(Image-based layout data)
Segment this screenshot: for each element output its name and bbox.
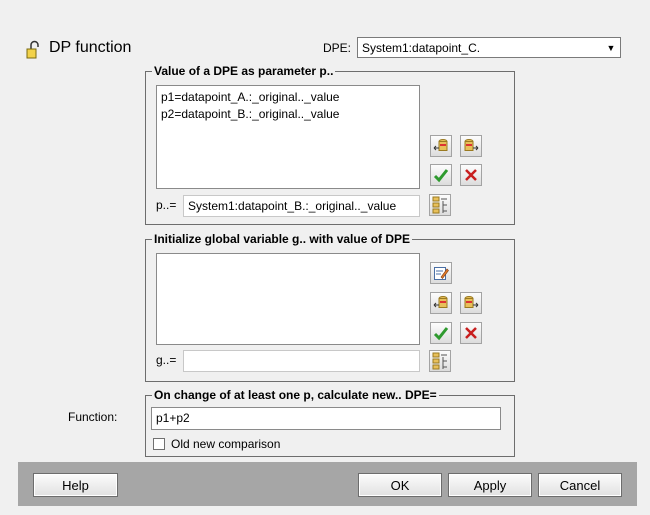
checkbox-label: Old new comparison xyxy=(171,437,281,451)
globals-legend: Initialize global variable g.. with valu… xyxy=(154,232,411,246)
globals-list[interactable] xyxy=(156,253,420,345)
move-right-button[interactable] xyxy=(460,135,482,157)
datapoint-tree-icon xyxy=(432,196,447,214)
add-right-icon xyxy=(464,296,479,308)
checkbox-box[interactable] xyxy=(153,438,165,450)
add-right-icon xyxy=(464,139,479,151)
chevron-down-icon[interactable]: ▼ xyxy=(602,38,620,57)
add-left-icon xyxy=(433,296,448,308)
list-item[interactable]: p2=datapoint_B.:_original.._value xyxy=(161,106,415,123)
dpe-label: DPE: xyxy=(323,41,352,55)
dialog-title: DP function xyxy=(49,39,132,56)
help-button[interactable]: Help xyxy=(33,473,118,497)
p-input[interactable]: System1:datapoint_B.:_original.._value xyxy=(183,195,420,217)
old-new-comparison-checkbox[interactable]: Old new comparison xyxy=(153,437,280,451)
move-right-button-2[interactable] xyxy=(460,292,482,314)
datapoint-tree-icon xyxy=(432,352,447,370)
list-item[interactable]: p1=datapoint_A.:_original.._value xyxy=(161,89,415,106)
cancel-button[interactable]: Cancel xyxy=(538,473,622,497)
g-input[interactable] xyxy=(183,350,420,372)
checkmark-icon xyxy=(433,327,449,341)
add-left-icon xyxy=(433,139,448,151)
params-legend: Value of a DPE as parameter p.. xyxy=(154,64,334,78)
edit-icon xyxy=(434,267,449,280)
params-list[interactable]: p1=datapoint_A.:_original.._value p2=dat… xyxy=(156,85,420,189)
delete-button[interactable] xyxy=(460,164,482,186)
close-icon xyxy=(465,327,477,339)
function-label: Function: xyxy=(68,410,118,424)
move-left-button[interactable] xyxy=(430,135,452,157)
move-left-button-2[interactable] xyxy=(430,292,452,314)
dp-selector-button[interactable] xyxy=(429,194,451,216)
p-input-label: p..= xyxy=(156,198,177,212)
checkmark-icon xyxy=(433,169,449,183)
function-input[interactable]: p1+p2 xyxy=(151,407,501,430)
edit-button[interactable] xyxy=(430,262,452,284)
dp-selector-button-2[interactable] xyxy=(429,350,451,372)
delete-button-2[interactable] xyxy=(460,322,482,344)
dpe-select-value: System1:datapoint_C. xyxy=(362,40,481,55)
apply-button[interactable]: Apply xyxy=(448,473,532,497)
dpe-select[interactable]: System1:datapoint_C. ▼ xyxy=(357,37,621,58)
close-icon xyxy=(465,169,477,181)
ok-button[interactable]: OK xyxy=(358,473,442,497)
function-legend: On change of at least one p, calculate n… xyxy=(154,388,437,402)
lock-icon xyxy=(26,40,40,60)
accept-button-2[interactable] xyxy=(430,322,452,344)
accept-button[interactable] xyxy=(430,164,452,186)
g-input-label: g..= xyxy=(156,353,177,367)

Exercise instructions:
Reproduce every line of the data verbatim, omitting the pictures.

Problem solution:
Segment this screenshot: for each element output its name and bbox.
checkbox-label: Old new comparison xyxy=(171,437,281,451)
globals-legend: Initialize global variable g.. with valu… xyxy=(154,232,411,246)
globals-list[interactable] xyxy=(156,253,420,345)
move-right-button[interactable] xyxy=(460,135,482,157)
datapoint-tree-icon xyxy=(432,196,447,214)
add-right-icon xyxy=(464,296,479,308)
checkbox-box[interactable] xyxy=(153,438,165,450)
add-right-icon xyxy=(464,139,479,151)
chevron-down-icon[interactable]: ▼ xyxy=(602,38,620,57)
add-left-icon xyxy=(433,296,448,308)
list-item[interactable]: p2=datapoint_B.:_original.._value xyxy=(161,106,415,123)
dpe-label: DPE: xyxy=(323,41,352,55)
dialog-title: DP function xyxy=(49,39,132,56)
help-button[interactable]: Help xyxy=(33,473,118,497)
p-input[interactable]: System1:datapoint_B.:_original.._value xyxy=(183,195,420,217)
old-new-comparison-checkbox[interactable]: Old new comparison xyxy=(153,437,280,451)
move-right-button-2[interactable] xyxy=(460,292,482,314)
datapoint-tree-icon xyxy=(432,352,447,370)
list-item[interactable]: p1=datapoint_A.:_original.._value xyxy=(161,89,415,106)
cancel-button[interactable]: Cancel xyxy=(538,473,622,497)
g-input[interactable] xyxy=(183,350,420,372)
checkmark-icon xyxy=(433,327,449,341)
add-left-icon xyxy=(433,139,448,151)
params-legend: Value of a DPE as parameter p.. xyxy=(154,64,334,78)
edit-icon xyxy=(434,267,449,280)
params-list[interactable]: p1=datapoint_A.:_original.._value p2=dat… xyxy=(156,85,420,189)
delete-button[interactable] xyxy=(460,164,482,186)
close-icon xyxy=(465,327,477,339)
function-label: Function: xyxy=(68,410,118,424)
move-left-button[interactable] xyxy=(430,135,452,157)
move-left-button-2[interactable] xyxy=(430,292,452,314)
dp-selector-button[interactable] xyxy=(429,194,451,216)
p-input-label: p..= xyxy=(156,198,177,212)
checkmark-icon xyxy=(433,169,449,183)
function-input[interactable]: p1+p2 xyxy=(151,407,501,430)
edit-button[interactable] xyxy=(430,262,452,284)
dp-selector-button-2[interactable] xyxy=(429,350,451,372)
delete-button-2[interactable] xyxy=(460,322,482,344)
dpe-select-value: System1:datapoint_C. xyxy=(362,40,481,55)
apply-button[interactable]: Apply xyxy=(448,473,532,497)
dpe-select[interactable]: System1:datapoint_C. ▼ xyxy=(357,37,621,58)
close-icon xyxy=(465,169,477,181)
ok-button[interactable]: OK xyxy=(358,473,442,497)
function-legend: On change of at least one p, calculate n… xyxy=(154,388,437,402)
lock-icon xyxy=(26,40,40,60)
accept-button-2[interactable] xyxy=(430,322,452,344)
accept-button[interactable] xyxy=(430,164,452,186)
g-input-label: g..= xyxy=(156,353,177,367)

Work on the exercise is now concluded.